(Spatial layout rows)
<<<<

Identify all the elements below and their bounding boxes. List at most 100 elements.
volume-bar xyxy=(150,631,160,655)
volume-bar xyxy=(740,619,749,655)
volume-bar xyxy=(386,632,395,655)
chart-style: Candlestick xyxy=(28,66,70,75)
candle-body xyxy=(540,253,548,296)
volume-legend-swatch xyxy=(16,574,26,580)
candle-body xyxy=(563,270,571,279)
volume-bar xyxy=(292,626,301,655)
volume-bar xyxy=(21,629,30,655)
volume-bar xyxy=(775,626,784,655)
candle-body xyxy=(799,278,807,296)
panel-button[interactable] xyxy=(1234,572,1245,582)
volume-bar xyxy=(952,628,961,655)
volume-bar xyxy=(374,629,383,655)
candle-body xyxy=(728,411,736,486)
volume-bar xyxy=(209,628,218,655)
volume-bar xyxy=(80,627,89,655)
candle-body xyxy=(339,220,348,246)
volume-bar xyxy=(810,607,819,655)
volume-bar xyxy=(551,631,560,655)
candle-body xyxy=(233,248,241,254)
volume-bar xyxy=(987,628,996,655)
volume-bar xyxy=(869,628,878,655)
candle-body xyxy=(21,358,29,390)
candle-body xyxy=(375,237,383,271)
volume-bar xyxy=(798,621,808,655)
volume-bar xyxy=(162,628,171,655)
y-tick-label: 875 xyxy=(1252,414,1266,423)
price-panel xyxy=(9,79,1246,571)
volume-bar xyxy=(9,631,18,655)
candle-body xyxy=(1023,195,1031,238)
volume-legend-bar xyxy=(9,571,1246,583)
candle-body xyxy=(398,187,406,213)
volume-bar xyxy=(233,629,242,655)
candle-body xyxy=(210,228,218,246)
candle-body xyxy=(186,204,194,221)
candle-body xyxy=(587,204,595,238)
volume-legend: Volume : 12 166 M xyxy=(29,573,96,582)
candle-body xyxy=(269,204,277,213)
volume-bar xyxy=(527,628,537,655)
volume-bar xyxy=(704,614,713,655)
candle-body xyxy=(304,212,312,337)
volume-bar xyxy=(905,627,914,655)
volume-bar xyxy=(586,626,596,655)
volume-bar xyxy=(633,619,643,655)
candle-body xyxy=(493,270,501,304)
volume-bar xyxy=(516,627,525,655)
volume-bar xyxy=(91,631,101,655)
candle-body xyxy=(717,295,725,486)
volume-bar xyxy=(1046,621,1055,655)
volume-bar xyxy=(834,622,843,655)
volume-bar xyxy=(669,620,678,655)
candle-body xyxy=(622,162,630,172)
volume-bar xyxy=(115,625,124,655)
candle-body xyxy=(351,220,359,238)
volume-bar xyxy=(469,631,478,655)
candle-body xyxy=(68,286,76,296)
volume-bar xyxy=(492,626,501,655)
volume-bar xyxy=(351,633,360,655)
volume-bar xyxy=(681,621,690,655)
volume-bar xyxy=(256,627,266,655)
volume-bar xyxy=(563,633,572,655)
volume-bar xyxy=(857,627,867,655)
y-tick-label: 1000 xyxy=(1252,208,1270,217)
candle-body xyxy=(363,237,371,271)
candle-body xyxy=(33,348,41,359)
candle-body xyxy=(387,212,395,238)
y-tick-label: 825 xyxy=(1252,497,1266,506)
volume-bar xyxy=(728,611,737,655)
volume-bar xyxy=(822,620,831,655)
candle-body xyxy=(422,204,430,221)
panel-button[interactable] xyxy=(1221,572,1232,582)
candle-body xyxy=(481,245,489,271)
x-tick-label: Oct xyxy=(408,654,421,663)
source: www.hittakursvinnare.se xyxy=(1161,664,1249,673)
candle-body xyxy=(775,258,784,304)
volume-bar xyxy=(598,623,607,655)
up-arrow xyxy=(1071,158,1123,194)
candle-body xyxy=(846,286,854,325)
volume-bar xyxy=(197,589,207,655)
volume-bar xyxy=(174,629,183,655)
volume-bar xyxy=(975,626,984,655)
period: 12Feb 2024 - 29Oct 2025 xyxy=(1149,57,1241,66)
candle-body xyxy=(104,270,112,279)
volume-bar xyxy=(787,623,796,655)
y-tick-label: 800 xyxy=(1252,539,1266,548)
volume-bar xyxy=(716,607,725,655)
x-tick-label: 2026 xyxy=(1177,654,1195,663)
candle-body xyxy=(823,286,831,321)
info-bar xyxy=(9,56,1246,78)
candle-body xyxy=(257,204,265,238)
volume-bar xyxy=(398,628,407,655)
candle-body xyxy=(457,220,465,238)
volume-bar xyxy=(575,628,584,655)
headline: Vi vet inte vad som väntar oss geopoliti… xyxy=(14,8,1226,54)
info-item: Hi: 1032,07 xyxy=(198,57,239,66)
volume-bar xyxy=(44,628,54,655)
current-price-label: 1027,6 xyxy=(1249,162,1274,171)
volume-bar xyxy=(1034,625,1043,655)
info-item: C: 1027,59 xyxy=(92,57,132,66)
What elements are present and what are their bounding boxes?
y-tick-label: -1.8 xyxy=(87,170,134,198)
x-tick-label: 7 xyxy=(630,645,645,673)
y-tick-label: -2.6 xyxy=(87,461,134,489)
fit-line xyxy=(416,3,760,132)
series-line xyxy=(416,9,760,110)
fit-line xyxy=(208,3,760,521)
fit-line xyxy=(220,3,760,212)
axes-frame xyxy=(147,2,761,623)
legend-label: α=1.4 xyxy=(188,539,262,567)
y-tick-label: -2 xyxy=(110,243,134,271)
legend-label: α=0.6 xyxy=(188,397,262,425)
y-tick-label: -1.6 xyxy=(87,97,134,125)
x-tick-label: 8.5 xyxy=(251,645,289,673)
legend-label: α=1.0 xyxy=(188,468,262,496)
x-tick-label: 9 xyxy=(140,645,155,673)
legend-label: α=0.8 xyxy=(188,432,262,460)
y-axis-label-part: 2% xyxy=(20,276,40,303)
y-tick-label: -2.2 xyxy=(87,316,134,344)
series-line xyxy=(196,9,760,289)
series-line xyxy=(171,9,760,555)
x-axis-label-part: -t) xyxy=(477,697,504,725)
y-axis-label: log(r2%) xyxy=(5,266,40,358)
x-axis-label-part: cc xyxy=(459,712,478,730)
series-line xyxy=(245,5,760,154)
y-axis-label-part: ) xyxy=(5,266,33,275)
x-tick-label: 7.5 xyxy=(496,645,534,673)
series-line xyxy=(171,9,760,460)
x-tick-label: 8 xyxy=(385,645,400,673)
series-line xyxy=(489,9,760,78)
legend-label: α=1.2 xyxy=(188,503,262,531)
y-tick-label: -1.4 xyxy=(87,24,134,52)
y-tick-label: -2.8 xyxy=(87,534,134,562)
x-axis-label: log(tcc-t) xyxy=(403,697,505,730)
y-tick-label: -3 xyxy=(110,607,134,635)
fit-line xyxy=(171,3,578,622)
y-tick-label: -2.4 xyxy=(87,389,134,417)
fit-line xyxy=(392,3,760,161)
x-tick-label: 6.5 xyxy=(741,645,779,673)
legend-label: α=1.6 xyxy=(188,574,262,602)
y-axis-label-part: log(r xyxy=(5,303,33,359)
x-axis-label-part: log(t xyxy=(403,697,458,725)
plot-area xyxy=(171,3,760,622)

>>>>

▶ _YOUR GOAL_
Write out the rows word for word, starting at the first one and stopping after the line that contains "volume-bar xyxy=(233,629,242,655)".

▶ _EXERCISE OUTPUT_
Identify all the elements below and their bounding boxes. List at most 100 elements.
volume-bar xyxy=(150,631,160,655)
volume-bar xyxy=(740,619,749,655)
volume-bar xyxy=(386,632,395,655)
chart-style: Candlestick xyxy=(28,66,70,75)
candle-body xyxy=(540,253,548,296)
volume-legend-swatch xyxy=(16,574,26,580)
candle-body xyxy=(563,270,571,279)
volume-bar xyxy=(292,626,301,655)
volume-bar xyxy=(21,629,30,655)
volume-bar xyxy=(775,626,784,655)
candle-body xyxy=(799,278,807,296)
panel-button[interactable] xyxy=(1234,572,1245,582)
volume-bar xyxy=(952,628,961,655)
volume-bar xyxy=(374,629,383,655)
candle-body xyxy=(728,411,736,486)
volume-bar xyxy=(209,628,218,655)
volume-bar xyxy=(80,627,89,655)
candle-body xyxy=(339,220,348,246)
volume-bar xyxy=(810,607,819,655)
volume-bar xyxy=(551,631,560,655)
candle-body xyxy=(233,248,241,254)
volume-bar xyxy=(987,628,996,655)
volume-bar xyxy=(869,628,878,655)
candle-body xyxy=(21,358,29,390)
candle-body xyxy=(375,237,383,271)
volume-bar xyxy=(798,621,808,655)
volume-bar xyxy=(162,628,171,655)
y-tick-label: 875 xyxy=(1252,414,1266,423)
price-panel xyxy=(9,79,1246,571)
volume-bar xyxy=(9,631,18,655)
candle-body xyxy=(1023,195,1031,238)
volume-legend-bar xyxy=(9,571,1246,583)
candle-body xyxy=(398,187,406,213)
volume-bar xyxy=(233,629,242,655)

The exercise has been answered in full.